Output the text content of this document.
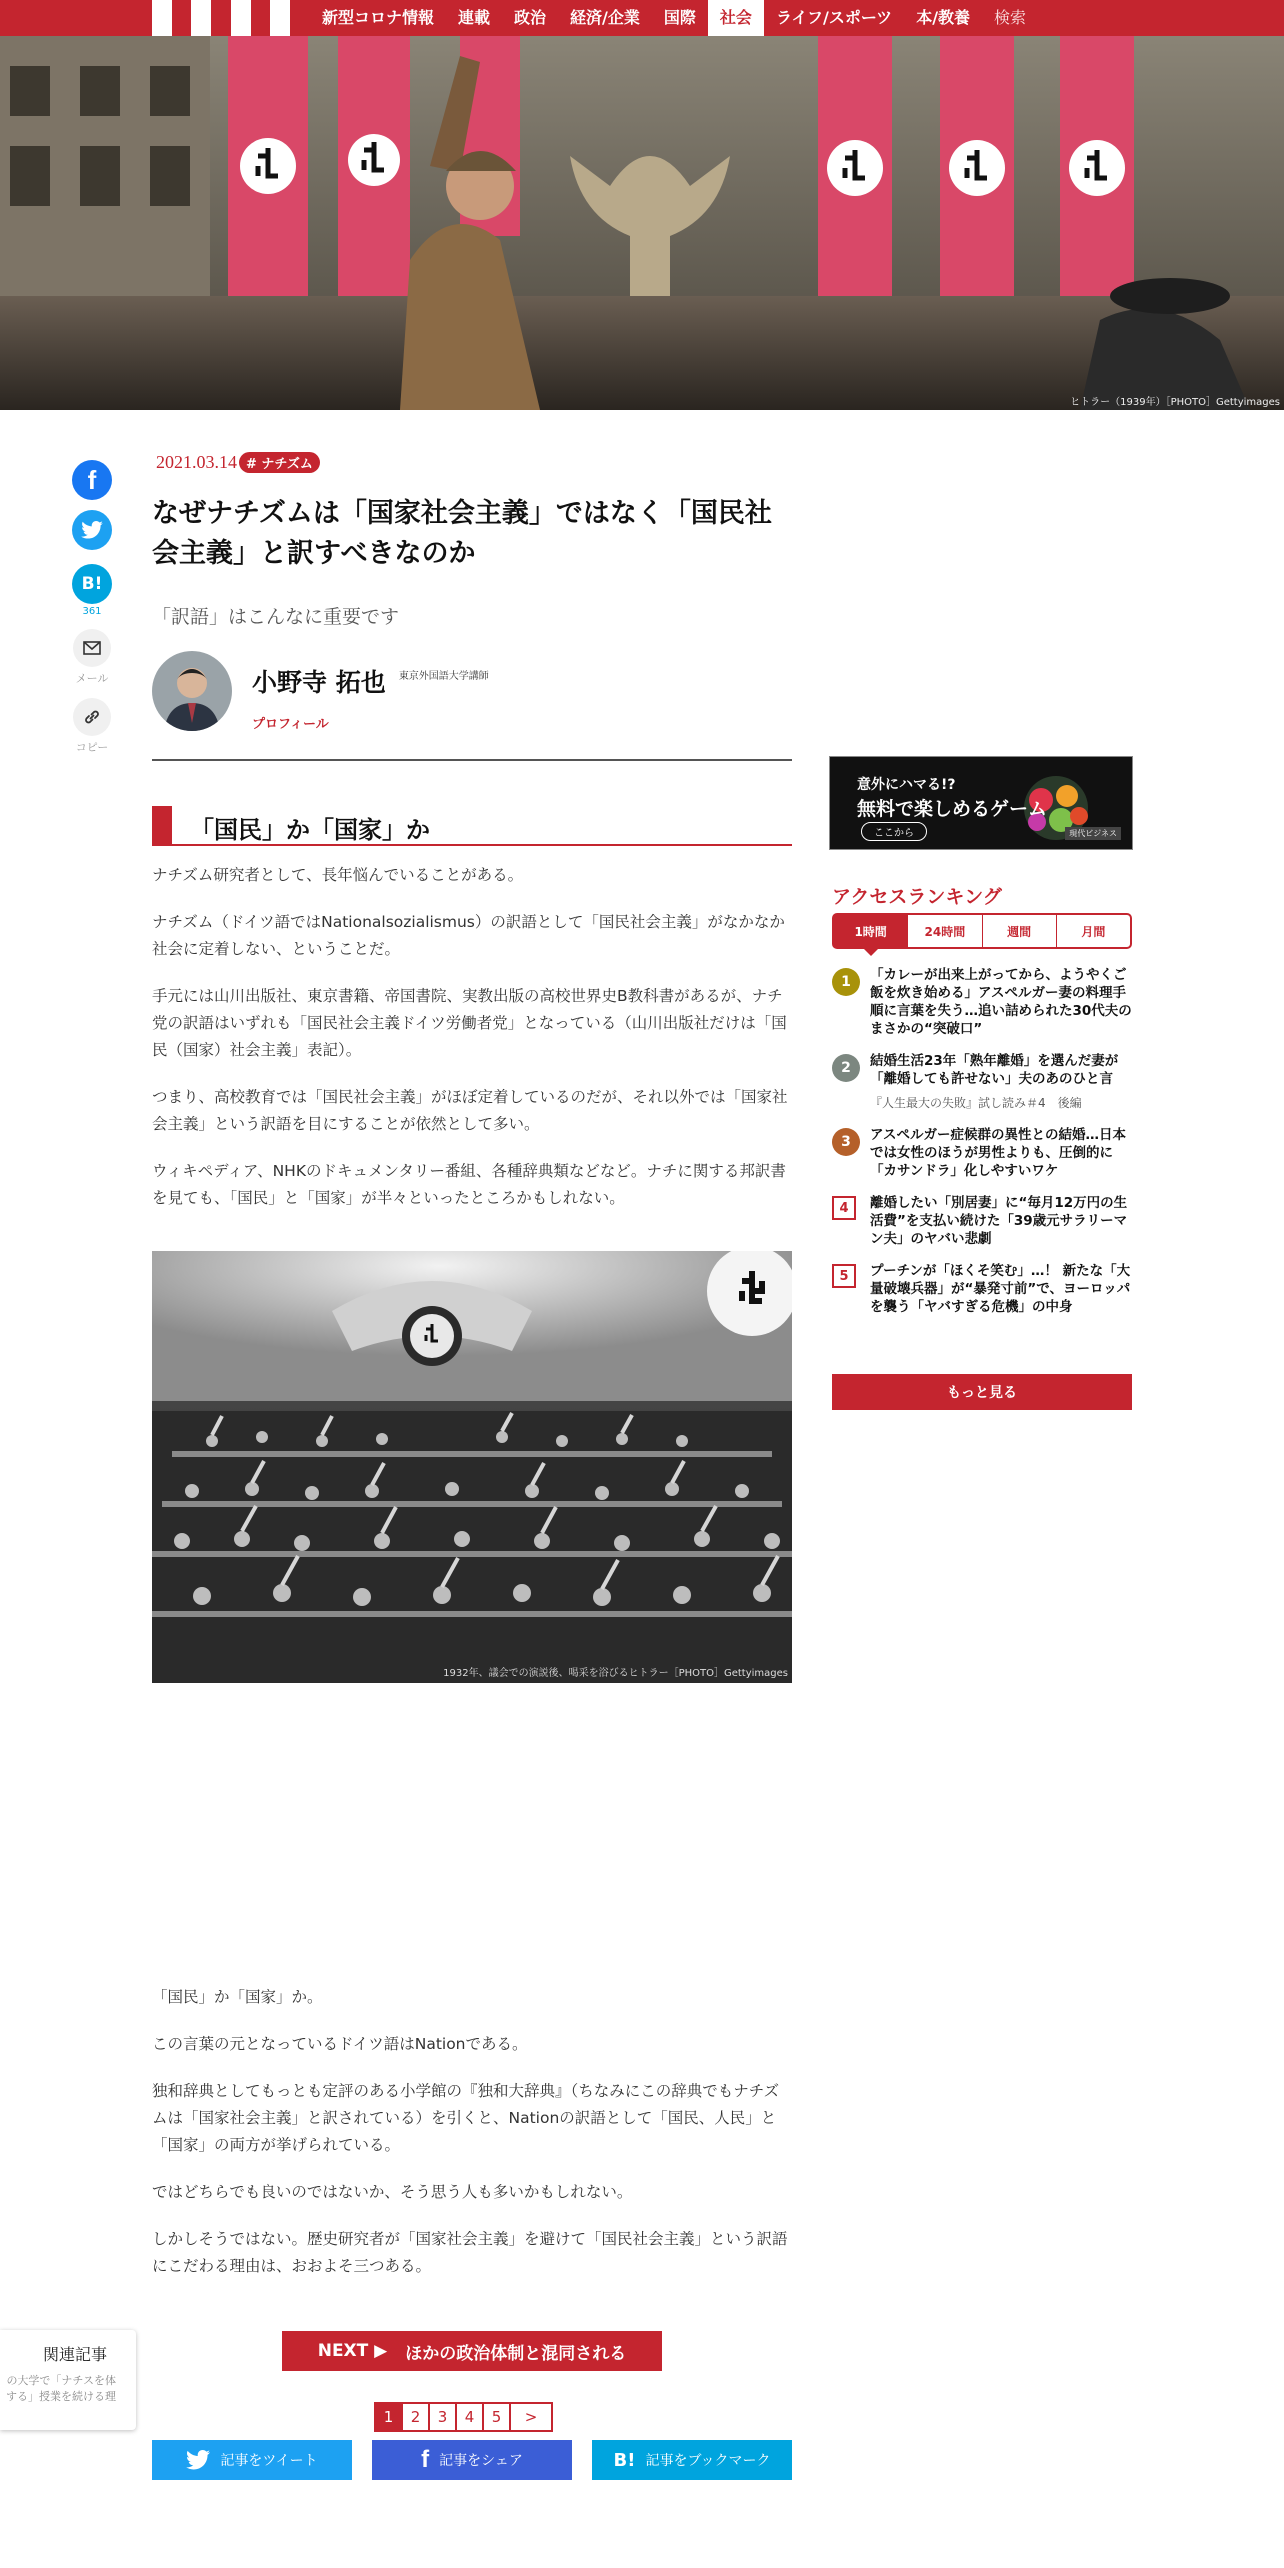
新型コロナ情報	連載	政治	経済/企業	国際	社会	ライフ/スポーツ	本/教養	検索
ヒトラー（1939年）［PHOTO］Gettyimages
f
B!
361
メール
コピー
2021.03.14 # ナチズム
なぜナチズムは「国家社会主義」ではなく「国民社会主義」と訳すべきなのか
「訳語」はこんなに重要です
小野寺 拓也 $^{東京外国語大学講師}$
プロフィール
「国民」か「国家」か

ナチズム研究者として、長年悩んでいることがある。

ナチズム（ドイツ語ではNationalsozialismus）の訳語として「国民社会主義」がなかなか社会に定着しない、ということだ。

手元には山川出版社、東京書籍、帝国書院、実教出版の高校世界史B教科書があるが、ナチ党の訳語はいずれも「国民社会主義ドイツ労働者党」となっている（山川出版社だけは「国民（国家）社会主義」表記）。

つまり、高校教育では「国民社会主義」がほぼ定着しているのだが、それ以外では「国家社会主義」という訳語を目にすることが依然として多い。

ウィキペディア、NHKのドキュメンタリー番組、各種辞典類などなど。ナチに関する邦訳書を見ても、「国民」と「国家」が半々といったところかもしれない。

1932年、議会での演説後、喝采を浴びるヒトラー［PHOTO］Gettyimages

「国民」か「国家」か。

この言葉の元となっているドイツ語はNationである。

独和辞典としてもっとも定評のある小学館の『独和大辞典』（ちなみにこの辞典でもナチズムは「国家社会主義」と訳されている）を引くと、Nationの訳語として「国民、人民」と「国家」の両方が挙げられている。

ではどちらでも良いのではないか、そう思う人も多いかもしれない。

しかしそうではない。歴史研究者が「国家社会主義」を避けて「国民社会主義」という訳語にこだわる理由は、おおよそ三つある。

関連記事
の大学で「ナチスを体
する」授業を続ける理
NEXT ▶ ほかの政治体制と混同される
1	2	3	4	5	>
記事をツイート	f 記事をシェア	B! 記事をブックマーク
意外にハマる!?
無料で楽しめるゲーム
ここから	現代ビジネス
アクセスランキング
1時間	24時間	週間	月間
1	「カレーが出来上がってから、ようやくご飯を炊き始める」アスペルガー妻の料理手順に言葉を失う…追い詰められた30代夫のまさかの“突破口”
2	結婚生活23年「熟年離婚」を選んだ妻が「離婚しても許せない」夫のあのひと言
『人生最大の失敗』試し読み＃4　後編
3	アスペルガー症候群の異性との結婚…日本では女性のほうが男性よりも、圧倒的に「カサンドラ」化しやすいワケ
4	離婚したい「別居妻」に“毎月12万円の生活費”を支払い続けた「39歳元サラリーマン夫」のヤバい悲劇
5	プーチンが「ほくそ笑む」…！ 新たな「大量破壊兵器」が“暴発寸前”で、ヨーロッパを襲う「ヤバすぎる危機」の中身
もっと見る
──────────
Problem to work on ▸ Reproduce the records above exactly, leaving out every picture they contain.

Final answer ▸
Output the text content of this document.
新型コロナ情報	連載	政治	経済/企業	国際	社会	ライフ/スポーツ	本/教養	検索
ヒトラー（1939年）［PHOTO］Gettyimages
f
B!
361
メール
コピー
2021.03.14 # ナチズム
なぜナチズムは「国家社会主義」ではなく「国民社会主義」と訳すべきなのか
「訳語」はこんなに重要です
小野寺 拓也 $^{東京外国語大学講師}$
プロフィール
「国民」か「国家」か

ナチズム研究者として、長年悩んでいることがある。

ナチズム（ドイツ語ではNationalsozialismus）の訳語として「国民社会主義」がなかなか社会に定着しない、ということだ。

手元には山川出版社、東京書籍、帝国書院、実教出版の高校世界史B教科書があるが、ナチ党の訳語はいずれも「国民社会主義ドイツ労働者党」となっている（山川出版社だけは「国民（国家）社会主義」表記）。

つまり、高校教育では「国民社会主義」がほぼ定着しているのだが、それ以外では「国家社会主義」という訳語を目にすることが依然として多い。

ウィキペディア、NHKのドキュメンタリー番組、各種辞典類などなど。ナチに関する邦訳書を見ても、「国民」と「国家」が半々といったところかもしれない。

1932年、議会での演説後、喝采を浴びるヒトラー［PHOTO］Gettyimages

「国民」か「国家」か。

この言葉の元となっているドイツ語はNationである。

独和辞典としてもっとも定評のある小学館の『独和大辞典』（ちなみにこの辞典でもナチズムは「国家社会主義」と訳されている）を引くと、Nationの訳語として「国民、人民」と「国家」の両方が挙げられている。

ではどちらでも良いのではないか、そう思う人も多いかもしれない。

しかしそうではない。歴史研究者が「国家社会主義」を避けて「国民社会主義」という訳語にこだわる理由は、おおよそ三つある。

関連記事
の大学で「ナチスを体
する」授業を続ける理
NEXT ▶ ほかの政治体制と混同される
1	2	3	4	5	>
記事をツイート	f 記事をシェア	B! 記事をブックマーク
意外にハマる!?
無料で楽しめるゲーム
ここから	現代ビジネス
アクセスランキング
1時間	24時間	週間	月間
1	「カレーが出来上がってから、ようやくご飯を炊き始める」アスペルガー妻の料理手順に言葉を失う…追い詰められた30代夫のまさかの“突破口”
2	結婚生活23年「熟年離婚」を選んだ妻が「離婚しても許せない」夫のあのひと言
『人生最大の失敗』試し読み＃4　後編
3	アスペルガー症候群の異性との結婚…日本では女性のほうが男性よりも、圧倒的に「カサンドラ」化しやすいワケ
4	離婚したい「別居妻」に“毎月12万円の生活費”を支払い続けた「39歳元サラリーマン夫」のヤバい悲劇
5	プーチンが「ほくそ笑む」…！ 新たな「大量破壊兵器」が“暴発寸前”で、ヨーロッパを襲う「ヤバすぎる危機」の中身
もっと見る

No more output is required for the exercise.